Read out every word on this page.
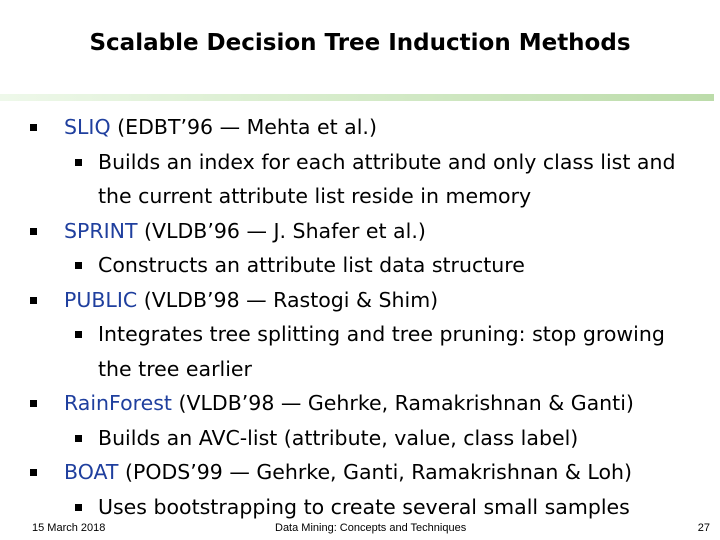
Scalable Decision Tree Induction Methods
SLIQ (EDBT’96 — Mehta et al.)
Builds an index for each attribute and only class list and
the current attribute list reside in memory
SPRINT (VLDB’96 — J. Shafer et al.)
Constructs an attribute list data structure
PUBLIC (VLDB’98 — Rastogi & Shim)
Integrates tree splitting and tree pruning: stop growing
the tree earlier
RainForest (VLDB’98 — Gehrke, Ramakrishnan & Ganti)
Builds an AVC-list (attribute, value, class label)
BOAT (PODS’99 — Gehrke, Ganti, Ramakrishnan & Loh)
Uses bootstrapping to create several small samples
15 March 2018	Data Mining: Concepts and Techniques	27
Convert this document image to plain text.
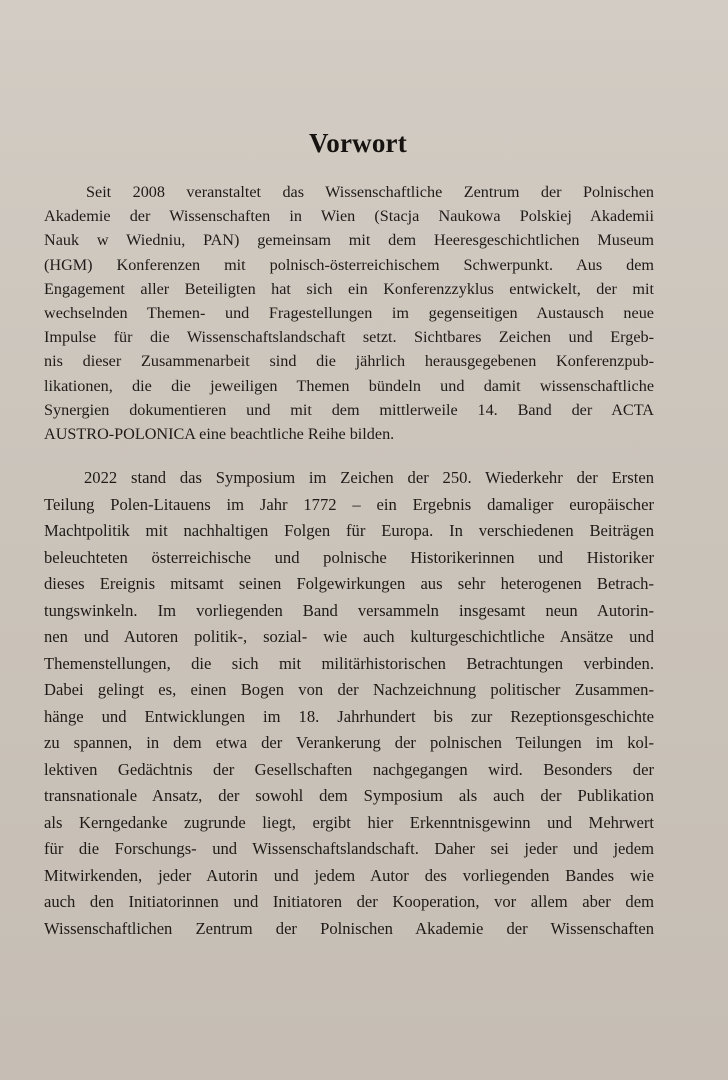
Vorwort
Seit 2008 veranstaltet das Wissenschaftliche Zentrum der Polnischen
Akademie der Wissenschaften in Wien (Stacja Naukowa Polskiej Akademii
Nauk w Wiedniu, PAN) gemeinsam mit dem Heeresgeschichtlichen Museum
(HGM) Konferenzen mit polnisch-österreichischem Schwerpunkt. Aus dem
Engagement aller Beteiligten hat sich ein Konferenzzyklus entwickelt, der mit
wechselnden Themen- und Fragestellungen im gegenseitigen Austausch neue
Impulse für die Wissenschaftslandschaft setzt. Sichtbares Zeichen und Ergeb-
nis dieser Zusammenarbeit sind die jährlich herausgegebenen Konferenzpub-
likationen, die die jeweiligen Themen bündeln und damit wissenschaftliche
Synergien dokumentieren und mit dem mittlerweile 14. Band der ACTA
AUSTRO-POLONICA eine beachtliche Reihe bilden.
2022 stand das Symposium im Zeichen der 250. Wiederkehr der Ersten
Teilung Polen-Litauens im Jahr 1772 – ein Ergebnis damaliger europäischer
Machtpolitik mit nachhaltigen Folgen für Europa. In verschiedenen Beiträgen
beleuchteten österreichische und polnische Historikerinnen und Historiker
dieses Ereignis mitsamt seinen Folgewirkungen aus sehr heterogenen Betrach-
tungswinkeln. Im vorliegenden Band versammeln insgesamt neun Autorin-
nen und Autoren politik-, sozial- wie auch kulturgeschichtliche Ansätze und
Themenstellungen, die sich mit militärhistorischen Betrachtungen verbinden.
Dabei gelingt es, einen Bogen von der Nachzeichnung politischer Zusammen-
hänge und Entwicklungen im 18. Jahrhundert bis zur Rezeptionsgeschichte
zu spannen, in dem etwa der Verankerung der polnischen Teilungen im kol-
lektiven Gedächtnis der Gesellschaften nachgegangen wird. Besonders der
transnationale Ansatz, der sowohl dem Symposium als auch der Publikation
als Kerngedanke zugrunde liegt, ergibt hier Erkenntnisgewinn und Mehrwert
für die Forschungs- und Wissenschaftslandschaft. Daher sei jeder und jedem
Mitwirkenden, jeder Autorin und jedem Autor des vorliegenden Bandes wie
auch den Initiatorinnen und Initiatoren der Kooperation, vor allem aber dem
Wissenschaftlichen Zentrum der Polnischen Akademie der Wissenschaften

# WRITTEN PROBLEM
Retype all entries exactly as they appear, dropping the images.

# EXERCISE ANSWER
Read out every word on this page.
Scalable Decision Tree Induction Methods
SLIQ (EDBT’96 — Mehta et al.)
Builds an index for each attribute and only class list and
the current attribute list reside in memory
SPRINT (VLDB’96 — J. Shafer et al.)
Constructs an attribute list data structure
PUBLIC (VLDB’98 — Rastogi & Shim)
Integrates tree splitting and tree pruning: stop growing
the tree earlier
RainForest (VLDB’98 — Gehrke, Ramakrishnan & Ganti)
Builds an AVC-list (attribute, value, class label)
BOAT (PODS’99 — Gehrke, Ganti, Ramakrishnan & Loh)
Uses bootstrapping to create several small samples
15 March 2018	Data Mining: Concepts and Techniques	27
Convert this document image to plain text.
Vorwort
Seit 2008 veranstaltet das Wissenschaftliche Zentrum der Polnischen
Akademie der Wissenschaften in Wien (Stacja Naukowa Polskiej Akademii
Nauk w Wiedniu, PAN) gemeinsam mit dem Heeresgeschichtlichen Museum
(HGM) Konferenzen mit polnisch-österreichischem Schwerpunkt. Aus dem
Engagement aller Beteiligten hat sich ein Konferenzzyklus entwickelt, der mit
wechselnden Themen- und Fragestellungen im gegenseitigen Austausch neue
Impulse für die Wissenschaftslandschaft setzt. Sichtbares Zeichen und Ergeb-
nis dieser Zusammenarbeit sind die jährlich herausgegebenen Konferenzpub-
likationen, die die jeweiligen Themen bündeln und damit wissenschaftliche
Synergien dokumentieren und mit dem mittlerweile 14. Band der ACTA
AUSTRO-POLONICA eine beachtliche Reihe bilden.
2022 stand das Symposium im Zeichen der 250. Wiederkehr der Ersten
Teilung Polen-Litauens im Jahr 1772 – ein Ergebnis damaliger europäischer
Machtpolitik mit nachhaltigen Folgen für Europa. In verschiedenen Beiträgen
beleuchteten österreichische und polnische Historikerinnen und Historiker
dieses Ereignis mitsamt seinen Folgewirkungen aus sehr heterogenen Betrach-
tungswinkeln. Im vorliegenden Band versammeln insgesamt neun Autorin-
nen und Autoren politik-, sozial- wie auch kulturgeschichtliche Ansätze und
Themenstellungen, die sich mit militärhistorischen Betrachtungen verbinden.
Dabei gelingt es, einen Bogen von der Nachzeichnung politischer Zusammen-
hänge und Entwicklungen im 18. Jahrhundert bis zur Rezeptionsgeschichte
zu spannen, in dem etwa der Verankerung der polnischen Teilungen im kol-
lektiven Gedächtnis der Gesellschaften nachgegangen wird. Besonders der
transnationale Ansatz, der sowohl dem Symposium als auch der Publikation
als Kerngedanke zugrunde liegt, ergibt hier Erkenntnisgewinn und Mehrwert
für die Forschungs- und Wissenschaftslandschaft. Daher sei jeder und jedem
Mitwirkenden, jeder Autorin und jedem Autor des vorliegenden Bandes wie
auch den Initiatorinnen und Initiatoren der Kooperation, vor allem aber dem
Wissenschaftlichen Zentrum der Polnischen Akademie der Wissenschaften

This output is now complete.